Each line of the data that includes the string "source" is to be copied out.

Input records →

···

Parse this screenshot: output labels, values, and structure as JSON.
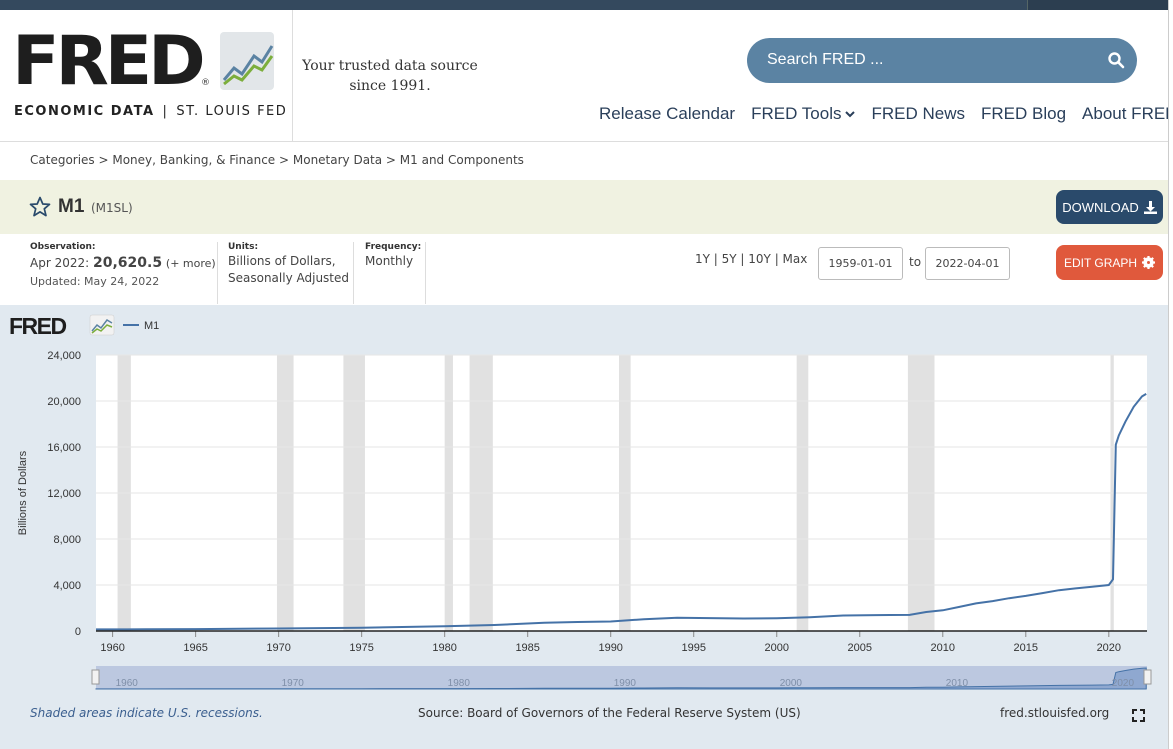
{
  "header": {
    "logo_word": "FRED",
    "logo_reg": "®",
    "logo_sub_left": "ECONOMIC DATA",
    "logo_sub_sep": "|",
    "logo_sub_right": "ST. LOUIS FED",
    "tagline": "Your trusted data source since 1991.",
    "search_placeholder": "Search FRED ...",
    "nav": [
      "Release Calendar",
      "FRED Tools",
      "FRED News",
      "FRED Blog",
      "About FRED"
    ]
  },
  "breadcrumb": "Categories > Money, Banking, & Finance > Monetary Data > M1 and Components",
  "series": {
    "name": "M1",
    "id": "(M1SL)",
    "download_label": "DOWNLOAD"
  },
  "meta": {
    "observation_label": "Observation:",
    "observation_date": "Apr 2022:",
    "observation_value": "20,620.5",
    "observation_more": "(+ more)",
    "updated": "Updated: May 24, 2022",
    "units_label": "Units:",
    "units_line1": "Billions of Dollars,",
    "units_line2": "Seasonally Adjusted",
    "frequency_label": "Frequency:",
    "frequency_value": "Monthly",
    "ranges": "1Y | 5Y | 10Y | Max",
    "start_date": "1959-01-01",
    "to_label": "to",
    "end_date": "2022-04-01",
    "edit_label": "EDIT GRAPH"
  },
  "chart_data": {
    "type": "line",
    "legend_logo": "FRED",
    "series": [
      {
        "name": "M1",
        "color": "#4572a7"
      }
    ],
    "ylabel": "Billions of Dollars",
    "ylim": [
      0,
      24000
    ],
    "yticks": [
      "0",
      "4,000",
      "8,000",
      "12,000",
      "16,000",
      "20,000",
      "24,000"
    ],
    "xlim": [
      1959.0,
      2022.3
    ],
    "xticks": [
      "1960",
      "1965",
      "1970",
      "1975",
      "1980",
      "1985",
      "1990",
      "1995",
      "2000",
      "2005",
      "2010",
      "2015",
      "2020"
    ],
    "x": [
      1959.0,
      1962.0,
      1965.0,
      1970.0,
      1975.0,
      1980.0,
      1983.0,
      1986.0,
      1988.0,
      1990.0,
      1992.0,
      1994.0,
      1996.0,
      1998.0,
      2000.0,
      2001.0,
      2002.0,
      2004.0,
      2006.0,
      2008.0,
      2009.0,
      2010.0,
      2011.0,
      2012.0,
      2013.0,
      2014.0,
      2015.0,
      2016.0,
      2017.0,
      2018.0,
      2019.0,
      2020.0,
      2020.25,
      2020.42,
      2020.6,
      2021.0,
      2021.5,
      2022.0,
      2022.25
    ],
    "values": [
      139,
      145,
      167,
      214,
      287,
      408,
      524,
      725,
      786,
      825,
      1025,
      1150,
      1120,
      1090,
      1110,
      1150,
      1200,
      1350,
      1380,
      1400,
      1650,
      1800,
      2100,
      2400,
      2600,
      2850,
      3050,
      3300,
      3550,
      3700,
      3850,
      4000,
      4500,
      16200,
      17000,
      18200,
      19500,
      20400,
      20620
    ],
    "recessions": [
      [
        1960.3,
        1961.1
      ],
      [
        1969.9,
        1970.9
      ],
      [
        1973.9,
        1975.2
      ],
      [
        1980.0,
        1980.5
      ],
      [
        1981.5,
        1982.9
      ],
      [
        1990.5,
        1991.2
      ],
      [
        2001.2,
        2001.9
      ],
      [
        2007.9,
        2009.5
      ],
      [
        2020.1,
        2020.3
      ]
    ],
    "navigator_labels": [
      "1960",
      "1970",
      "1980",
      "1990",
      "2000",
      "2010",
      "2020"
    ]
  },
  "footer": {
    "recession_note": "Shaded areas indicate U.S. recessions.",
    "source": "Source: Board of Governors of the Federal Reserve System (US)",
    "url": "fred.stlouisfed.org"
  }
}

···

The response →
    "tagline": "Your trusted data source since 1991.",
    "source": "Source: Board of Governors of the Federal Reserve System (US)",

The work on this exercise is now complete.